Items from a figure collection
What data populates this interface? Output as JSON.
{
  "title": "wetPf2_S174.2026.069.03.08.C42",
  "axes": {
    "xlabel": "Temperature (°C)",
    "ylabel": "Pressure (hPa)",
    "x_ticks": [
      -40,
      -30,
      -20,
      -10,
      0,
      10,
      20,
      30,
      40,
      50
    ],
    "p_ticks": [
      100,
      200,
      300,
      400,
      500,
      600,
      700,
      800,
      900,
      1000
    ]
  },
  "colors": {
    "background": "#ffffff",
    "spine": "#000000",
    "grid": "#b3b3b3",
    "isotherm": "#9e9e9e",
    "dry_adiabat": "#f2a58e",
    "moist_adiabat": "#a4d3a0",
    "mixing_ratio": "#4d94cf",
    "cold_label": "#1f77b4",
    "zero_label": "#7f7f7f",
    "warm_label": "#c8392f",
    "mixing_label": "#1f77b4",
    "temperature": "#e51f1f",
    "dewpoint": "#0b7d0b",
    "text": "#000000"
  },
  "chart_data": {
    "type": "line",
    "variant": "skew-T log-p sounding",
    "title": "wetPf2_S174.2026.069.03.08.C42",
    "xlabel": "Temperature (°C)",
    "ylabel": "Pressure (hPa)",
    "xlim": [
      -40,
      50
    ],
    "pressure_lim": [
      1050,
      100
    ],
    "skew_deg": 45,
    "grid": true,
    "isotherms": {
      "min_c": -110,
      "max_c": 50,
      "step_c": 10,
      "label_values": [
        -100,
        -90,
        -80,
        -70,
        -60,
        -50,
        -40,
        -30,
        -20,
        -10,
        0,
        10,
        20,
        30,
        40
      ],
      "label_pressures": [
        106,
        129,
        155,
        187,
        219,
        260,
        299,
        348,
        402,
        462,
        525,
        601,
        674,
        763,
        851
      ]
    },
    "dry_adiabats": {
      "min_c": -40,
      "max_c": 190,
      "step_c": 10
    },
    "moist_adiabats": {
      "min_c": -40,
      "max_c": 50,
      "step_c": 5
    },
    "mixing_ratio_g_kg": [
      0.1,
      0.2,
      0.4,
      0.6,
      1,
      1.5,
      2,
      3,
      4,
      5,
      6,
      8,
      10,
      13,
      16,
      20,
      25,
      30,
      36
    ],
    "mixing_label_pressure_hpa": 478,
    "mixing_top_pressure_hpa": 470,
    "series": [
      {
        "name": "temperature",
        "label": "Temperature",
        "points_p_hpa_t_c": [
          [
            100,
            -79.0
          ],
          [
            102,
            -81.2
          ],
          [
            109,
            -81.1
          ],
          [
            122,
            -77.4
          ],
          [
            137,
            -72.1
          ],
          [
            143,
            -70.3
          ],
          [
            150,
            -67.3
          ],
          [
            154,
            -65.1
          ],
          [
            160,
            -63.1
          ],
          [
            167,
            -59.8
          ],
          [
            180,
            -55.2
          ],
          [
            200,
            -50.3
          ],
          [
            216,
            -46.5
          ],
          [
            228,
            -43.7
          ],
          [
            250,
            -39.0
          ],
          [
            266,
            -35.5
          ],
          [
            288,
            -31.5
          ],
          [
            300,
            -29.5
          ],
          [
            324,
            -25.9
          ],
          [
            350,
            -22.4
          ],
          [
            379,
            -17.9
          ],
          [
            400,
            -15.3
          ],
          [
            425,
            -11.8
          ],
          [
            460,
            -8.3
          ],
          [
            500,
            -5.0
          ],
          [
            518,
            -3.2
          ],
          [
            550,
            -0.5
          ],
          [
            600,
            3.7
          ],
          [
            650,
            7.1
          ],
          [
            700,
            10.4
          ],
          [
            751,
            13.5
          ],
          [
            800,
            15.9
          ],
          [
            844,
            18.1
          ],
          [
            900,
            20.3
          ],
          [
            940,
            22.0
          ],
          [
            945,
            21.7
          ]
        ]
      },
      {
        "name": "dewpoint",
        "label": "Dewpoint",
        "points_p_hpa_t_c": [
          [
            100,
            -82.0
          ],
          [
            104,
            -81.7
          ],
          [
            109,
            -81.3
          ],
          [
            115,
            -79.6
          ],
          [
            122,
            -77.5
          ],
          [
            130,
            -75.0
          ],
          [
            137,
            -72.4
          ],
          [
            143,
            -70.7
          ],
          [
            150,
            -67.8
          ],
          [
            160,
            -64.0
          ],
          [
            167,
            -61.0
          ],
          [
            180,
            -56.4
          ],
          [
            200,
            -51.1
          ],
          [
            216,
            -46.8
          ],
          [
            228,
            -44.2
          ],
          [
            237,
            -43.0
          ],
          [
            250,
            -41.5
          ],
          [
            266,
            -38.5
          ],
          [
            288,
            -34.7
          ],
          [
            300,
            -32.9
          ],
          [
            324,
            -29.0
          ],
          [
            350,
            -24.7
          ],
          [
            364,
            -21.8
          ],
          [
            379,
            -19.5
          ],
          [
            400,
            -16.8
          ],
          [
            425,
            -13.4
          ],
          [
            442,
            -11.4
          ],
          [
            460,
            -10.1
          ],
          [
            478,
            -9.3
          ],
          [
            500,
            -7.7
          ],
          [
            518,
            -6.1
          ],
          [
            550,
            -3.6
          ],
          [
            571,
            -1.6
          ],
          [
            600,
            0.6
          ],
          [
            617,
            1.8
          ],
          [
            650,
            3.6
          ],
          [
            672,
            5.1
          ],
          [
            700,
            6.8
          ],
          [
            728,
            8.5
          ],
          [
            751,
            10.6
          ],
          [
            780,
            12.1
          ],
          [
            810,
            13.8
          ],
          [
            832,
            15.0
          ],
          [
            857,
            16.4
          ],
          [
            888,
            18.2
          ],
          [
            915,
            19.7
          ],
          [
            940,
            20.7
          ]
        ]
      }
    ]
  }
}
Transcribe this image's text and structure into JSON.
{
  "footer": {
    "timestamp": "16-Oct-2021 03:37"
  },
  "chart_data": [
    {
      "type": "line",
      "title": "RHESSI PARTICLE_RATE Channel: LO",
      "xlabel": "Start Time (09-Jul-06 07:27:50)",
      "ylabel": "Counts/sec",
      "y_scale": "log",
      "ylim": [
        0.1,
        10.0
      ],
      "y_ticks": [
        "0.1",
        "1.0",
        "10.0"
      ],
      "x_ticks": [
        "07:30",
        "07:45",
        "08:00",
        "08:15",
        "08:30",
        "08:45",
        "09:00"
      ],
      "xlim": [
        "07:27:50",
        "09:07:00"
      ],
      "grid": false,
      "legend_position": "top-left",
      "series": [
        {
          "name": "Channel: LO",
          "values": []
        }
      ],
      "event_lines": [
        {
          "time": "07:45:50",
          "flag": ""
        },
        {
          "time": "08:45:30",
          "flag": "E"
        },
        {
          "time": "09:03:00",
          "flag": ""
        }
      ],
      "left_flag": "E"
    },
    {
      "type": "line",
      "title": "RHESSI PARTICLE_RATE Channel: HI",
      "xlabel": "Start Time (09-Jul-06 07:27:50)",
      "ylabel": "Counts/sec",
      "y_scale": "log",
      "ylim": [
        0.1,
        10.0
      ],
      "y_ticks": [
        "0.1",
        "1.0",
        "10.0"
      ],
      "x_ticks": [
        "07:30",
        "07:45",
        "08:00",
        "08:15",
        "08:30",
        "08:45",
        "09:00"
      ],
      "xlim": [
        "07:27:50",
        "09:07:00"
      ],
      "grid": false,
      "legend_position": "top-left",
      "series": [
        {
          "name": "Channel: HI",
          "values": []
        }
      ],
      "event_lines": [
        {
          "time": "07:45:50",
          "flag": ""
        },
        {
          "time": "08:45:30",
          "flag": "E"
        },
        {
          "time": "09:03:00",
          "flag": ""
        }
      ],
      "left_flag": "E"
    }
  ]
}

GIVEN PROBLEM ▸ Output the lines above verbatim and in full.

ANSWER IN FULL ▸
What data populates this interface? Output as JSON.
{
  "title": "wetPf2_S174.2026.069.03.08.C42",
  "axes": {
    "xlabel": "Temperature (°C)",
    "ylabel": "Pressure (hPa)",
    "x_ticks": [
      -40,
      -30,
      -20,
      -10,
      0,
      10,
      20,
      30,
      40,
      50
    ],
    "p_ticks": [
      100,
      200,
      300,
      400,
      500,
      600,
      700,
      800,
      900,
      1000
    ]
  },
  "colors": {
    "background": "#ffffff",
    "spine": "#000000",
    "grid": "#b3b3b3",
    "isotherm": "#9e9e9e",
    "dry_adiabat": "#f2a58e",
    "moist_adiabat": "#a4d3a0",
    "mixing_ratio": "#4d94cf",
    "cold_label": "#1f77b4",
    "zero_label": "#7f7f7f",
    "warm_label": "#c8392f",
    "mixing_label": "#1f77b4",
    "temperature": "#e51f1f",
    "dewpoint": "#0b7d0b",
    "text": "#000000"
  },
  "chart_data": {
    "type": "line",
    "variant": "skew-T log-p sounding",
    "title": "wetPf2_S174.2026.069.03.08.C42",
    "xlabel": "Temperature (°C)",
    "ylabel": "Pressure (hPa)",
    "xlim": [
      -40,
      50
    ],
    "pressure_lim": [
      1050,
      100
    ],
    "skew_deg": 45,
    "grid": true,
    "isotherms": {
      "min_c": -110,
      "max_c": 50,
      "step_c": 10,
      "label_values": [
        -100,
        -90,
        -80,
        -70,
        -60,
        -50,
        -40,
        -30,
        -20,
        -10,
        0,
        10,
        20,
        30,
        40
      ],
      "label_pressures": [
        106,
        129,
        155,
        187,
        219,
        260,
        299,
        348,
        402,
        462,
        525,
        601,
        674,
        763,
        851
      ]
    },
    "dry_adiabats": {
      "min_c": -40,
      "max_c": 190,
      "step_c": 10
    },
    "moist_adiabats": {
      "min_c": -40,
      "max_c": 50,
      "step_c": 5
    },
    "mixing_ratio_g_kg": [
      0.1,
      0.2,
      0.4,
      0.6,
      1,
      1.5,
      2,
      3,
      4,
      5,
      6,
      8,
      10,
      13,
      16,
      20,
      25,
      30,
      36
    ],
    "mixing_label_pressure_hpa": 478,
    "mixing_top_pressure_hpa": 470,
    "series": [
      {
        "name": "temperature",
        "label": "Temperature",
        "points_p_hpa_t_c": [
          [
            100,
            -79.0
          ],
          [
            102,
            -81.2
          ],
          [
            109,
            -81.1
          ],
          [
            122,
            -77.4
          ],
          [
            137,
            -72.1
          ],
          [
            143,
            -70.3
          ],
          [
            150,
            -67.3
          ],
          [
            154,
            -65.1
          ],
          [
            160,
            -63.1
          ],
          [
            167,
            -59.8
          ],
          [
            180,
            -55.2
          ],
          [
            200,
            -50.3
          ],
          [
            216,
            -46.5
          ],
          [
            228,
            -43.7
          ],
          [
            250,
            -39.0
          ],
          [
            266,
            -35.5
          ],
          [
            288,
            -31.5
          ],
          [
            300,
            -29.5
          ],
          [
            324,
            -25.9
          ],
          [
            350,
            -22.4
          ],
          [
            379,
            -17.9
          ],
          [
            400,
            -15.3
          ],
          [
            425,
            -11.8
          ],
          [
            460,
            -8.3
          ],
          [
            500,
            -5.0
          ],
          [
            518,
            -3.2
          ],
          [
            550,
            -0.5
          ],
          [
            600,
            3.7
          ],
          [
            650,
            7.1
          ],
          [
            700,
            10.4
          ],
          [
            751,
            13.5
          ],
          [
            800,
            15.9
          ],
          [
            844,
            18.1
          ],
          [
            900,
            20.3
          ],
          [
            940,
            22.0
          ],
          [
            945,
            21.7
          ]
        ]
      },
      {
        "name": "dewpoint",
        "label": "Dewpoint",
        "points_p_hpa_t_c": [
          [
            100,
            -82.0
          ],
          [
            104,
            -81.7
          ],
          [
            109,
            -81.3
          ],
          [
            115,
            -79.6
          ],
          [
            122,
            -77.5
          ],
          [
            130,
            -75.0
          ],
          [
            137,
            -72.4
          ],
          [
            143,
            -70.7
          ],
          [
            150,
            -67.8
          ],
          [
            160,
            -64.0
          ],
          [
            167,
            -61.0
          ],
          [
            180,
            -56.4
          ],
          [
            200,
            -51.1
          ],
          [
            216,
            -46.8
          ],
          [
            228,
            -44.2
          ],
          [
            237,
            -43.0
          ],
          [
            250,
            -41.5
          ],
          [
            266,
            -38.5
          ],
          [
            288,
            -34.7
          ],
          [
            300,
            -32.9
          ],
          [
            324,
            -29.0
          ],
          [
            350,
            -24.7
          ],
          [
            364,
            -21.8
          ],
          [
            379,
            -19.5
          ],
          [
            400,
            -16.8
          ],
          [
            425,
            -13.4
          ],
          [
            442,
            -11.4
          ],
          [
            460,
            -10.1
          ],
          [
            478,
            -9.3
          ],
          [
            500,
            -7.7
          ],
          [
            518,
            -6.1
          ],
          [
            550,
            -3.6
          ],
          [
            571,
            -1.6
          ],
          [
            600,
            0.6
          ],
          [
            617,
            1.8
          ],
          [
            650,
            3.6
          ],
          [
            672,
            5.1
          ],
          [
            700,
            6.8
          ],
          [
            728,
            8.5
          ],
          [
            751,
            10.6
          ],
          [
            780,
            12.1
          ],
          [
            810,
            13.8
          ],
          [
            832,
            15.0
          ],
          [
            857,
            16.4
          ],
          [
            888,
            18.2
          ],
          [
            915,
            19.7
          ],
          [
            940,
            20.7
          ]
        ]
      }
    ]
  }
}
Transcribe this image's text and structure into JSON.
{
  "footer": {
    "timestamp": "16-Oct-2021 03:37"
  },
  "chart_data": [
    {
      "type": "line",
      "title": "RHESSI PARTICLE_RATE Channel: LO",
      "xlabel": "Start Time (09-Jul-06 07:27:50)",
      "ylabel": "Counts/sec",
      "y_scale": "log",
      "ylim": [
        0.1,
        10.0
      ],
      "y_ticks": [
        "0.1",
        "1.0",
        "10.0"
      ],
      "x_ticks": [
        "07:30",
        "07:45",
        "08:00",
        "08:15",
        "08:30",
        "08:45",
        "09:00"
      ],
      "xlim": [
        "07:27:50",
        "09:07:00"
      ],
      "grid": false,
      "legend_position": "top-left",
      "series": [
        {
          "name": "Channel: LO",
          "values": []
        }
      ],
      "event_lines": [
        {
          "time": "07:45:50",
          "flag": ""
        },
        {
          "time": "08:45:30",
          "flag": "E"
        },
        {
          "time": "09:03:00",
          "flag": ""
        }
      ],
      "left_flag": "E"
    },
    {
      "type": "line",
      "title": "RHESSI PARTICLE_RATE Channel: HI",
      "xlabel": "Start Time (09-Jul-06 07:27:50)",
      "ylabel": "Counts/sec",
      "y_scale": "log",
      "ylim": [
        0.1,
        10.0
      ],
      "y_ticks": [
        "0.1",
        "1.0",
        "10.0"
      ],
      "x_ticks": [
        "07:30",
        "07:45",
        "08:00",
        "08:15",
        "08:30",
        "08:45",
        "09:00"
      ],
      "xlim": [
        "07:27:50",
        "09:07:00"
      ],
      "grid": false,
      "legend_position": "top-left",
      "series": [
        {
          "name": "Channel: HI",
          "values": []
        }
      ],
      "event_lines": [
        {
          "time": "07:45:50",
          "flag": ""
        },
        {
          "time": "08:45:30",
          "flag": "E"
        },
        {
          "time": "09:03:00",
          "flag": ""
        }
      ],
      "left_flag": "E"
    }
  ]
}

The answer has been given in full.